*Exercise description*. Reproduce the records below, swapping each occurrence of "interactable" for "clickable" and leaving everything else unchanged.

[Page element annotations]
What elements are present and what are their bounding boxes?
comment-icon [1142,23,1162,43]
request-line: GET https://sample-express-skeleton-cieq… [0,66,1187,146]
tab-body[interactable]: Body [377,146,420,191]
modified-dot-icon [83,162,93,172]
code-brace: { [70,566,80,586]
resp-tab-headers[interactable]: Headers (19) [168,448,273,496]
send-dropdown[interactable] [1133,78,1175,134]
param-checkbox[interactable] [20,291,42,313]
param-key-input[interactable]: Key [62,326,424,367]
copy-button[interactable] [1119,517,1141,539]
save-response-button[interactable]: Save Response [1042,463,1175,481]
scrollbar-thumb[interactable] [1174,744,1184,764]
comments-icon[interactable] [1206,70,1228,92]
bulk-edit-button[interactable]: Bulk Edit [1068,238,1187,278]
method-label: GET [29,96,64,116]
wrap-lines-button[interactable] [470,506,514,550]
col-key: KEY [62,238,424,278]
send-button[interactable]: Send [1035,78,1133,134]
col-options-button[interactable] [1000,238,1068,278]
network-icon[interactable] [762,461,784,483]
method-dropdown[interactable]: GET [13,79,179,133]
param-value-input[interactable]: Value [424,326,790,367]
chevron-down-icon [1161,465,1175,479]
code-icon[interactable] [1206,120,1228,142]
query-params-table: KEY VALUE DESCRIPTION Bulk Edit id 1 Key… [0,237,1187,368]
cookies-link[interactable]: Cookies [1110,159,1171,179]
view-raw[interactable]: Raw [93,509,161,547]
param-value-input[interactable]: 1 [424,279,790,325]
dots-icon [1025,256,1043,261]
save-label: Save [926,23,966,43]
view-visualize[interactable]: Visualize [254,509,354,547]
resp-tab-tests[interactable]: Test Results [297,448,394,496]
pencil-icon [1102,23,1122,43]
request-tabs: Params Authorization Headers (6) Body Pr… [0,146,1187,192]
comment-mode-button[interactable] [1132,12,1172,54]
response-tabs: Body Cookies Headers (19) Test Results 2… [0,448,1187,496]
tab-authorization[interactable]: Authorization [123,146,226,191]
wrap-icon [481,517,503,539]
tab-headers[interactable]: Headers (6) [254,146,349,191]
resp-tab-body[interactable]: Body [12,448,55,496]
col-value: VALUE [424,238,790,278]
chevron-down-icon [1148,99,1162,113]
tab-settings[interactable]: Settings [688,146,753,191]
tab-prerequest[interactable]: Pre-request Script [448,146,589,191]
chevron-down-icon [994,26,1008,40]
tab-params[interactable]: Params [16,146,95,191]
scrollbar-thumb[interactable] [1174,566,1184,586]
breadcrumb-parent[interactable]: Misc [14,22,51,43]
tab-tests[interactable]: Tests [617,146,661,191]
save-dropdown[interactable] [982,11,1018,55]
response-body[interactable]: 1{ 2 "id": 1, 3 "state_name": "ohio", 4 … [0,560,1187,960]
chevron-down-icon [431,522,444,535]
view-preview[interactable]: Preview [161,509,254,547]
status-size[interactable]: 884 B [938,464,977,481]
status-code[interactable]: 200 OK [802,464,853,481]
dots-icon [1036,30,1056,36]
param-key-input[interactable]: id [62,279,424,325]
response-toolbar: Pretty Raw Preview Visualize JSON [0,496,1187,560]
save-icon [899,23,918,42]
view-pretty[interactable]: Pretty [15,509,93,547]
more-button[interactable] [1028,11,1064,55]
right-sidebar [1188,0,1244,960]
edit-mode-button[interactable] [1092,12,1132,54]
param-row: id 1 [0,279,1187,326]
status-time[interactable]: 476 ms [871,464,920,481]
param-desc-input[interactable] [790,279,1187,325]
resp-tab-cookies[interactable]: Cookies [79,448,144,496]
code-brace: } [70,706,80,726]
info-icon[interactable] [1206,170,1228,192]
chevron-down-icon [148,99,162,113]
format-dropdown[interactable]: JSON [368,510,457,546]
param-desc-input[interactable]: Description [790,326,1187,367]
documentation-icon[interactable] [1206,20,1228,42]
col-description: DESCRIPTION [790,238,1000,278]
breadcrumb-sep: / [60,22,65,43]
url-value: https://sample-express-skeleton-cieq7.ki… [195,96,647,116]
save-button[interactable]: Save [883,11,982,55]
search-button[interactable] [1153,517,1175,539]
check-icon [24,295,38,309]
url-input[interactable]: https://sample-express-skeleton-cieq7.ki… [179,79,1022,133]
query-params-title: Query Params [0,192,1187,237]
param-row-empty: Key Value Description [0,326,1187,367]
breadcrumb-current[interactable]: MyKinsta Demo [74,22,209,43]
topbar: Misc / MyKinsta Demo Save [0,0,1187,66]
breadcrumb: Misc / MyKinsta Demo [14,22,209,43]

*Problem solution*.
What elements are present and what are their bounding boxes?
comment-icon [1142,23,1162,43]
request-line: GET https://sample-express-skeleton-cieq… [0,66,1187,146]
tab-body[clickable]: Body [377,146,420,191]
modified-dot-icon [83,162,93,172]
code-brace: { [70,566,80,586]
resp-tab-headers[clickable]: Headers (19) [168,448,273,496]
send-dropdown[clickable] [1133,78,1175,134]
param-checkbox[clickable] [20,291,42,313]
param-key-input[clickable]: Key [62,326,424,367]
copy-button[clickable] [1119,517,1141,539]
save-response-button[clickable]: Save Response [1042,463,1175,481]
scrollbar-thumb[clickable] [1174,744,1184,764]
comments-icon[clickable] [1206,70,1228,92]
bulk-edit-button[clickable]: Bulk Edit [1068,238,1187,278]
method-label: GET [29,96,64,116]
wrap-lines-button[clickable] [470,506,514,550]
col-key: KEY [62,238,424,278]
send-button[clickable]: Send [1035,78,1133,134]
col-options-button[clickable] [1000,238,1068,278]
network-icon[clickable] [762,461,784,483]
method-dropdown[clickable]: GET [13,79,179,133]
param-value-input[clickable]: Value [424,326,790,367]
chevron-down-icon [1161,465,1175,479]
code-icon[clickable] [1206,120,1228,142]
query-params-table: KEY VALUE DESCRIPTION Bulk Edit id 1 Key… [0,237,1187,368]
cookies-link[clickable]: Cookies [1110,159,1171,179]
view-raw[clickable]: Raw [93,509,161,547]
param-value-input[clickable]: 1 [424,279,790,325]
dots-icon [1025,256,1043,261]
save-label: Save [926,23,966,43]
view-visualize[clickable]: Visualize [254,509,354,547]
resp-tab-tests[clickable]: Test Results [297,448,394,496]
pencil-icon [1102,23,1122,43]
request-tabs: Params Authorization Headers (6) Body Pr… [0,146,1187,192]
comment-mode-button[clickable] [1132,12,1172,54]
response-tabs: Body Cookies Headers (19) Test Results 2… [0,448,1187,496]
tab-authorization[clickable]: Authorization [123,146,226,191]
wrap-icon [481,517,503,539]
tab-headers[clickable]: Headers (6) [254,146,349,191]
resp-tab-body[clickable]: Body [12,448,55,496]
col-value: VALUE [424,238,790,278]
chevron-down-icon [1148,99,1162,113]
tab-settings[clickable]: Settings [688,146,753,191]
tab-prerequest[clickable]: Pre-request Script [448,146,589,191]
chevron-down-icon [994,26,1008,40]
tab-params[clickable]: Params [16,146,95,191]
scrollbar-thumb[clickable] [1174,566,1184,586]
breadcrumb-parent[clickable]: Misc [14,22,51,43]
tab-tests[clickable]: Tests [617,146,661,191]
save-dropdown[clickable] [982,11,1018,55]
response-body[clickable]: 1{ 2 "id": 1, 3 "state_name": "ohio", 4 … [0,560,1187,960]
chevron-down-icon [431,522,444,535]
view-preview[clickable]: Preview [161,509,254,547]
status-size[clickable]: 884 B [938,464,977,481]
status-code[clickable]: 200 OK [802,464,853,481]
dots-icon [1036,30,1056,36]
param-key-input[clickable]: id [62,279,424,325]
response-toolbar: Pretty Raw Preview Visualize JSON [0,496,1187,560]
save-icon [899,23,918,42]
view-pretty[clickable]: Pretty [15,509,93,547]
more-button[clickable] [1028,11,1064,55]
right-sidebar [1188,0,1244,960]
edit-mode-button[clickable] [1092,12,1132,54]
param-row: id 1 [0,279,1187,326]
status-time[clickable]: 476 ms [871,464,920,481]
param-desc-input[clickable] [790,279,1187,325]
resp-tab-cookies[clickable]: Cookies [79,448,144,496]
code-brace: } [70,706,80,726]
info-icon[clickable] [1206,170,1228,192]
chevron-down-icon [148,99,162,113]
format-dropdown[clickable]: JSON [368,510,457,546]
param-desc-input[clickable]: Description [790,326,1187,367]
documentation-icon[clickable] [1206,20,1228,42]
col-description: DESCRIPTION [790,238,1000,278]
breadcrumb-sep: / [60,22,65,43]
url-value: https://sample-express-skeleton-cieq7.ki… [195,96,647,116]
save-button[clickable]: Save [883,11,982,55]
search-button[clickable] [1153,517,1175,539]
check-icon [24,295,38,309]
url-input[clickable]: https://sample-express-skeleton-cieq7.ki… [179,79,1022,133]
query-params-title: Query Params [0,192,1187,237]
param-row-empty: Key Value Description [0,326,1187,367]
breadcrumb-current[clickable]: MyKinsta Demo [74,22,209,43]
topbar: Misc / MyKinsta Demo Save [0,0,1187,66]
breadcrumb: Misc / MyKinsta Demo [14,22,209,43]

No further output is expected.